----- DATA PROVIDED -----

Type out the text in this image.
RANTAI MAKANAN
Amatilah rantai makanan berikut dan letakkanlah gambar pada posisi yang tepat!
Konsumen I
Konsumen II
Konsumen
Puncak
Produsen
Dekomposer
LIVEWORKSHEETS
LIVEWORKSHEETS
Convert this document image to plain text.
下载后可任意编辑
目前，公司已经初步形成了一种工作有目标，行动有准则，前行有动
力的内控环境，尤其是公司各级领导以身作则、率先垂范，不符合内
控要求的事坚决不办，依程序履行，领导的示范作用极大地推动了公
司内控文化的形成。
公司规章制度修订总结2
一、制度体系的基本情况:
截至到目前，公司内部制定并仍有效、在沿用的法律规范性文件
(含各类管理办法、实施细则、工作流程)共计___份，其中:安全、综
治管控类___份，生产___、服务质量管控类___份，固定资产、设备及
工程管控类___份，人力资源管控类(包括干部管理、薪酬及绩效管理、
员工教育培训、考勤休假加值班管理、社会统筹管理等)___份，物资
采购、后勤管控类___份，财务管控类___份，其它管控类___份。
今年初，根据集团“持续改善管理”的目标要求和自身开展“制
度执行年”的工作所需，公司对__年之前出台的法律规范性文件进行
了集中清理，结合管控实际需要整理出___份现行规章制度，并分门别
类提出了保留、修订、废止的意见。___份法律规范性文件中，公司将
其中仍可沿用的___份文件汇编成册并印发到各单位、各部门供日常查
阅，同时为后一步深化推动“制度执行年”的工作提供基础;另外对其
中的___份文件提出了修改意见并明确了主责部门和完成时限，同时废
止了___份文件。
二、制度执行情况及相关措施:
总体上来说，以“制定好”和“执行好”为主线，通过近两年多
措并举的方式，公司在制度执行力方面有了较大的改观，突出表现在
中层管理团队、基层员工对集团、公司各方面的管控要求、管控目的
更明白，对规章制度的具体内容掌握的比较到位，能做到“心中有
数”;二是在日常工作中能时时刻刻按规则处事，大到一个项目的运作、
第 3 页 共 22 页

-----

THE EXERCISE = Take every line containing the word "this" and copy it.

EXERCISE SOLUTION =
Type out the text in this image.
Convert this document image to plain text.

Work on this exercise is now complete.